Check each line below for the word "điểm", and copy those that have it.

---------- RECORDS TO USE ----------

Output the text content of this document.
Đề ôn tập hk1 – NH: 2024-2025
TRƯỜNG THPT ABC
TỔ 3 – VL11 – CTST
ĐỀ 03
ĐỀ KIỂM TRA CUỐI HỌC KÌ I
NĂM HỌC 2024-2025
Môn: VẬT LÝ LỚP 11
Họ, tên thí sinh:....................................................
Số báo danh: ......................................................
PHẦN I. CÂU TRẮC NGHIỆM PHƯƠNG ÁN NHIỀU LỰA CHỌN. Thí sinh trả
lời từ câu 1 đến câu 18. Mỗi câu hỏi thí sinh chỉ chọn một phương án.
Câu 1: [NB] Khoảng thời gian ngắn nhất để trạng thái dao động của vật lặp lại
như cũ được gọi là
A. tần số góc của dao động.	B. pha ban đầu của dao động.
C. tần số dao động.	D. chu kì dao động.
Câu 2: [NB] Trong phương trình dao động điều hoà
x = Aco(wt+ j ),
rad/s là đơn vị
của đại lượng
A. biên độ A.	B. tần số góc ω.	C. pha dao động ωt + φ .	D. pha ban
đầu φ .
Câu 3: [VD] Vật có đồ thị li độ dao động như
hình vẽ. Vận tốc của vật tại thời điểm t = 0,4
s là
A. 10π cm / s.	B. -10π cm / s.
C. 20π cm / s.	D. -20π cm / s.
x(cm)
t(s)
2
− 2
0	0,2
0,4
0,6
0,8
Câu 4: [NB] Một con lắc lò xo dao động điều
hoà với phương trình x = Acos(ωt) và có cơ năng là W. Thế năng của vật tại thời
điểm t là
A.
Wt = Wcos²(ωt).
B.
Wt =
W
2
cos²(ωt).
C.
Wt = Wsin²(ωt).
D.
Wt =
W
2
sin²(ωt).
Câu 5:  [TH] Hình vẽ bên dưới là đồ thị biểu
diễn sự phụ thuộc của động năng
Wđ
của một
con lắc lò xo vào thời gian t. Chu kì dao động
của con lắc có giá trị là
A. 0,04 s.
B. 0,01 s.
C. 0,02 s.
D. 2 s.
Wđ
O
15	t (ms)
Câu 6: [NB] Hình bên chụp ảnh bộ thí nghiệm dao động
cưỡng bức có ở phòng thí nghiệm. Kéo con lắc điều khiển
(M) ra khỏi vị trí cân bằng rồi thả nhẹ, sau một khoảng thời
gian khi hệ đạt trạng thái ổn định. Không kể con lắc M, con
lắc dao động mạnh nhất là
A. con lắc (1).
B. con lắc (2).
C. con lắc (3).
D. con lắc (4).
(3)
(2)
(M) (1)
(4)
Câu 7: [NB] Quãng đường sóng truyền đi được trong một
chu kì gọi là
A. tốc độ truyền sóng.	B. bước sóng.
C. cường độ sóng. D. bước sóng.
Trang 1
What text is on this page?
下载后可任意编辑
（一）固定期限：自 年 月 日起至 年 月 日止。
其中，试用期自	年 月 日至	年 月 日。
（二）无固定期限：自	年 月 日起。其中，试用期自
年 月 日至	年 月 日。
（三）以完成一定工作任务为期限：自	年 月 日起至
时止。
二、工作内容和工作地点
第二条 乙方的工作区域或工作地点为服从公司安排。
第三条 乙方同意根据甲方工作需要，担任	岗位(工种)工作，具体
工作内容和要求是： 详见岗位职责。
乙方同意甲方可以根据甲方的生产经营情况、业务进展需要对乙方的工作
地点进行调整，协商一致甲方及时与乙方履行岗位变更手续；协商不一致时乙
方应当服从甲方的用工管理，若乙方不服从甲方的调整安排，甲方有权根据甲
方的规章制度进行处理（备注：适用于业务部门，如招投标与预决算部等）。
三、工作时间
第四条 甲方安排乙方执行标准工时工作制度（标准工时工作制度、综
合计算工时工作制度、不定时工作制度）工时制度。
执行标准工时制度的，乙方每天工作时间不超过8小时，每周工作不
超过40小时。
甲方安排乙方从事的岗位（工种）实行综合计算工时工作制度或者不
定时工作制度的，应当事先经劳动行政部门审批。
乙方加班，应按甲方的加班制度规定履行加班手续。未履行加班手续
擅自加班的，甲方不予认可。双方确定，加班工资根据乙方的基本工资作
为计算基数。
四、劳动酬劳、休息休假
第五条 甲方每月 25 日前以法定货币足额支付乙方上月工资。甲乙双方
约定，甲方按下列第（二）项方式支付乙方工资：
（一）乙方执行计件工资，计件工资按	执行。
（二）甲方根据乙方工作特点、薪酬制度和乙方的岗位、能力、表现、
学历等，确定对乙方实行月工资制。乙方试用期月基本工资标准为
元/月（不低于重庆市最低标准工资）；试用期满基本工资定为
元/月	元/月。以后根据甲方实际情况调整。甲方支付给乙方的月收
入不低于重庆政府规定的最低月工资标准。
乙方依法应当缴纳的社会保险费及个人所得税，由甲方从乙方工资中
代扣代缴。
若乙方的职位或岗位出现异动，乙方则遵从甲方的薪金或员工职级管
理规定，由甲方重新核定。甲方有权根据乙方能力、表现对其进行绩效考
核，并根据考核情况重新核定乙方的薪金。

----------

* _THE RESULT_
hình vẽ. Vận tốc của vật tại thời điểm t = 0,4
điểm t là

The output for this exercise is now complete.